◆ Aim of the exercise
Search the material for the string "Delphi", then report how many lines hold it, with no other text.

───── Dataset records ─────

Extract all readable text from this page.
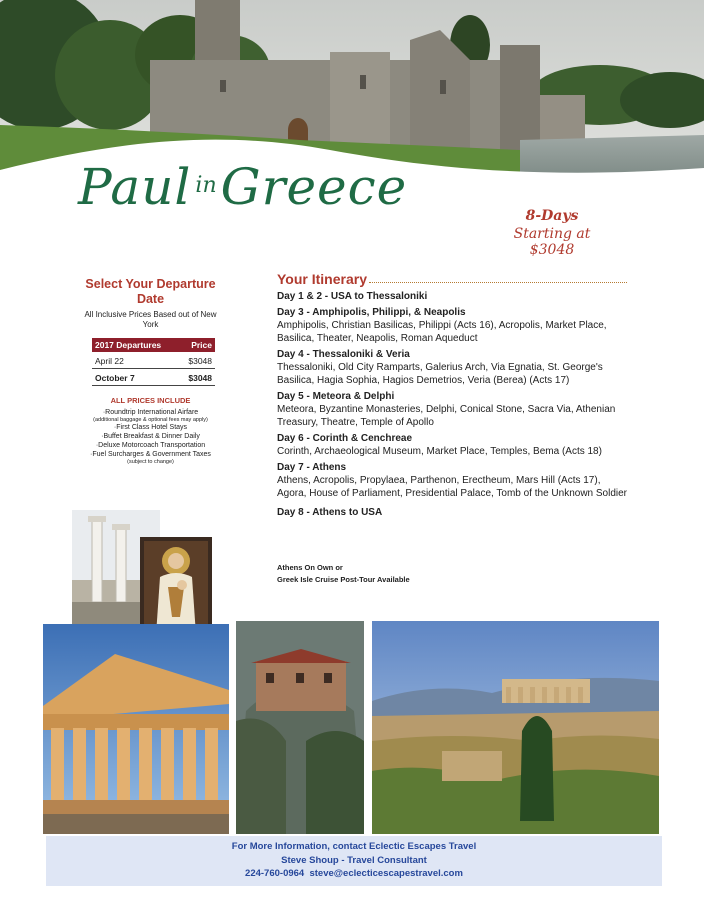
Paul inGreece	8-Days
Starting at $3048
Select Your Departure Date
All Inclusive Prices Based out of New York
2017 Departures	Price
April 22	$3048
October 7	$3048
ALL PRICES INCLUDE
· Roundtrip International Airfare
(additional baggage & optional fees may apply)
· First Class Hotel Stays
· Buffet Breakfast & Dinner Daily
· Deluxe Motorcoach Transportation
· Fuel Surcharges & Government Taxes
(subject to change)
Your Itinerary
Day 1 & 2 - USA to Thessaloniki
Day 3 - Amphipolis, Philippi, & Neapolis
Amphipolis, Christian Basilicas, Philippi (Acts 16), Acropolis, Market Place, Basilica, Theater, Neapolis, Roman Aqueduct
Day 4 - Thessaloniki & Veria
Thessaloniki, Old City Ramparts, Galerius Arch, Via Egnatia, St. George's Basilica, Hagia Sophia, Hagios Demetrios, Veria (Berea) (Acts 17)
Day 5 - Meteora & Delphi
Meteora, Byzantine Monasteries, Delphi, Conical Stone, Sacra Via, Athenian Treasury, Theatre, Temple of Apollo
Day 6 - Corinth & Cenchreae
Corinth, Archaeological Museum, Market Place, Temples, Bema (Acts 18)
Day 7 - Athens
Athens, Acropolis, Propylaea, Parthenon, Erectheum, Mars Hill (Acts 17), Agora, House of Parliament, Presidential Palace, Tomb of the Unknown Soldier
Day 8 - Athens to USA
Athens On Own or
Greek Isle Cruise Post-Tour Available
For More Information, contact Eclectic Escapes Travel
Steve Shoup - Travel Consultant
224-760-0964  steve@eclecticescapestravel.com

─────

◆ The output
2